__Challenge__
Could you print all the entries exactly?

__Data supplied__
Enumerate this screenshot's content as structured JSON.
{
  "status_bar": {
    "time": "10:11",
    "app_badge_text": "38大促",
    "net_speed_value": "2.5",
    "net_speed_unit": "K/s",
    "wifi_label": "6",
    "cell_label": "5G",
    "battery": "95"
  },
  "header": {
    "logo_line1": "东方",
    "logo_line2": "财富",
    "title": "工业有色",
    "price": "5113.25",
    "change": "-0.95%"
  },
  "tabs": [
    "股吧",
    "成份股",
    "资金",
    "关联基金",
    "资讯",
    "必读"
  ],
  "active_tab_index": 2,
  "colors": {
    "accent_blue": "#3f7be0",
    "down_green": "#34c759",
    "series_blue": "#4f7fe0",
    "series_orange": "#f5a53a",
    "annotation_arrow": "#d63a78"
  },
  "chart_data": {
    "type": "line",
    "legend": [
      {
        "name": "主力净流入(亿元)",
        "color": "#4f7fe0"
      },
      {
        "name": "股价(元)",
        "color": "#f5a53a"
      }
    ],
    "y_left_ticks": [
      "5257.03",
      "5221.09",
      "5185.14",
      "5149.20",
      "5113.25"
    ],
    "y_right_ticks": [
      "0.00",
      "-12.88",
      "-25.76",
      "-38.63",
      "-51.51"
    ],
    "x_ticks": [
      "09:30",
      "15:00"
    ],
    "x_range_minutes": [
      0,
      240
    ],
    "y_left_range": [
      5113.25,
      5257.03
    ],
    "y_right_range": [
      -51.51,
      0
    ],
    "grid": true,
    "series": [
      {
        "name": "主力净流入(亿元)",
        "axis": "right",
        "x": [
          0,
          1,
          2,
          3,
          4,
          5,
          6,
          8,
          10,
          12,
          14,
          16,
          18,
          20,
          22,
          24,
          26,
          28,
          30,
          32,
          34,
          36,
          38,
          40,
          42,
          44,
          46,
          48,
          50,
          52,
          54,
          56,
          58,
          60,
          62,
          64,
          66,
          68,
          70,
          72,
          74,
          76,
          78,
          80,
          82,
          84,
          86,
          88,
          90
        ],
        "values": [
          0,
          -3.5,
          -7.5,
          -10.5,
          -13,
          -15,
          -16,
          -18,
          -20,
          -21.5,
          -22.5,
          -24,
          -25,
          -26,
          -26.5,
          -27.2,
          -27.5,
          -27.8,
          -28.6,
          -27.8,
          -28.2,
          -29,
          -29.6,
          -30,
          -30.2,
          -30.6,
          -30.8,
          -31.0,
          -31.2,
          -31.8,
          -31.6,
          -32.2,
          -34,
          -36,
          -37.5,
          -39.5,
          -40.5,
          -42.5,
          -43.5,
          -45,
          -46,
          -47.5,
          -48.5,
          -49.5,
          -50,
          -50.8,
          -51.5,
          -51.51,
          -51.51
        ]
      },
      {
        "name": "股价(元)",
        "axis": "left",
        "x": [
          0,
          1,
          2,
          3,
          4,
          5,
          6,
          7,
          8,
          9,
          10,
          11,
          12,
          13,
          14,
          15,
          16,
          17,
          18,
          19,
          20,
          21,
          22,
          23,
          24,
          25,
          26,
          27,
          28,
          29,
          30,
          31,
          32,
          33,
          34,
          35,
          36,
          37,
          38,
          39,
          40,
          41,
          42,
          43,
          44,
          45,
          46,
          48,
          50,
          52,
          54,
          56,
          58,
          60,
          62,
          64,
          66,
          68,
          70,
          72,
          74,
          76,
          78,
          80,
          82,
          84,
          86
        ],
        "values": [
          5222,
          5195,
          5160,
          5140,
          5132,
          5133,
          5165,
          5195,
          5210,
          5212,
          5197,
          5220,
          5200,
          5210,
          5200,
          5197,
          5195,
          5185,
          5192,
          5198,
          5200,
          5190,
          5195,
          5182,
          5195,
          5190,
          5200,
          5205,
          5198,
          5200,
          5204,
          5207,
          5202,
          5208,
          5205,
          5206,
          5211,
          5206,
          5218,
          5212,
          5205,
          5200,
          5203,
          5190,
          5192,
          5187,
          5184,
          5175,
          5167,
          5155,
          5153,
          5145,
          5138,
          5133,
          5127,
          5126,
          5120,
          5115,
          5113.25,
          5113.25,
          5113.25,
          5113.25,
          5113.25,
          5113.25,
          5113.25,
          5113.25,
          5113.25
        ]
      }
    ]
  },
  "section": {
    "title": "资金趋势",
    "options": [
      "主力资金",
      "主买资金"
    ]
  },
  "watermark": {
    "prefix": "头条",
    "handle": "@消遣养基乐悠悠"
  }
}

__Result of the task__
Enumerate this screenshot's content as structured JSON.
{
  "status_bar": {
    "time": "10:11",
    "app_badge_text": "38大促",
    "net_speed_value": "2.5",
    "net_speed_unit": "K/s",
    "wifi_label": "6",
    "cell_label": "5G",
    "battery": "95"
  },
  "header": {
    "logo_line1": "东方",
    "logo_line2": "财富",
    "title": "工业有色",
    "price": "5113.25",
    "change": "-0.95%"
  },
  "tabs": [
    "股吧",
    "成份股",
    "资金",
    "关联基金",
    "资讯",
    "必读"
  ],
  "active_tab_index": 2,
  "colors": {
    "accent_blue": "#3f7be0",
    "down_green": "#34c759",
    "series_blue": "#4f7fe0",
    "series_orange": "#f5a53a",
    "annotation_arrow": "#d63a78"
  },
  "chart_data": {
    "type": "line",
    "legend": [
      {
        "name": "主力净流入(亿元)",
        "color": "#4f7fe0"
      },
      {
        "name": "股价(元)",
        "color": "#f5a53a"
      }
    ],
    "y_left_ticks": [
      "5257.03",
      "5221.09",
      "5185.14",
      "5149.20",
      "5113.25"
    ],
    "y_right_ticks": [
      "0.00",
      "-12.88",
      "-25.76",
      "-38.63",
      "-51.51"
    ],
    "x_ticks": [
      "09:30",
      "15:00"
    ],
    "x_range_minutes": [
      0,
      240
    ],
    "y_left_range": [
      5113.25,
      5257.03
    ],
    "y_right_range": [
      -51.51,
      0
    ],
    "grid": true,
    "series": [
      {
        "name": "主力净流入(亿元)",
        "axis": "right",
        "x": [
          0,
          1,
          2,
          3,
          4,
          5,
          6,
          8,
          10,
          12,
          14,
          16,
          18,
          20,
          22,
          24,
          26,
          28,
          30,
          32,
          34,
          36,
          38,
          40,
          42,
          44,
          46,
          48,
          50,
          52,
          54,
          56,
          58,
          60,
          62,
          64,
          66,
          68,
          70,
          72,
          74,
          76,
          78,
          80,
          82,
          84,
          86,
          88,
          90
        ],
        "values": [
          0,
          -3.5,
          -7.5,
          -10.5,
          -13,
          -15,
          -16,
          -18,
          -20,
          -21.5,
          -22.5,
          -24,
          -25,
          -26,
          -26.5,
          -27.2,
          -27.5,
          -27.8,
          -28.6,
          -27.8,
          -28.2,
          -29,
          -29.6,
          -30,
          -30.2,
          -30.6,
          -30.8,
          -31.0,
          -31.2,
          -31.8,
          -31.6,
          -32.2,
          -34,
          -36,
          -37.5,
          -39.5,
          -40.5,
          -42.5,
          -43.5,
          -45,
          -46,
          -47.5,
          -48.5,
          -49.5,
          -50,
          -50.8,
          -51.5,
          -51.51,
          -51.51
        ]
      },
      {
        "name": "股价(元)",
        "axis": "left",
        "x": [
          0,
          1,
          2,
          3,
          4,
          5,
          6,
          7,
          8,
          9,
          10,
          11,
          12,
          13,
          14,
          15,
          16,
          17,
          18,
          19,
          20,
          21,
          22,
          23,
          24,
          25,
          26,
          27,
          28,
          29,
          30,
          31,
          32,
          33,
          34,
          35,
          36,
          37,
          38,
          39,
          40,
          41,
          42,
          43,
          44,
          45,
          46,
          48,
          50,
          52,
          54,
          56,
          58,
          60,
          62,
          64,
          66,
          68,
          70,
          72,
          74,
          76,
          78,
          80,
          82,
          84,
          86
        ],
        "values": [
          5222,
          5195,
          5160,
          5140,
          5132,
          5133,
          5165,
          5195,
          5210,
          5212,
          5197,
          5220,
          5200,
          5210,
          5200,
          5197,
          5195,
          5185,
          5192,
          5198,
          5200,
          5190,
          5195,
          5182,
          5195,
          5190,
          5200,
          5205,
          5198,
          5200,
          5204,
          5207,
          5202,
          5208,
          5205,
          5206,
          5211,
          5206,
          5218,
          5212,
          5205,
          5200,
          5203,
          5190,
          5192,
          5187,
          5184,
          5175,
          5167,
          5155,
          5153,
          5145,
          5138,
          5133,
          5127,
          5126,
          5120,
          5115,
          5113.25,
          5113.25,
          5113.25,
          5113.25,
          5113.25,
          5113.25,
          5113.25,
          5113.25,
          5113.25
        ]
      }
    ]
  },
  "section": {
    "title": "资金趋势",
    "options": [
      "主力资金",
      "主买资金"
    ]
  },
  "watermark": {
    "prefix": "头条",
    "handle": "@消遣养基乐悠悠"
  }
}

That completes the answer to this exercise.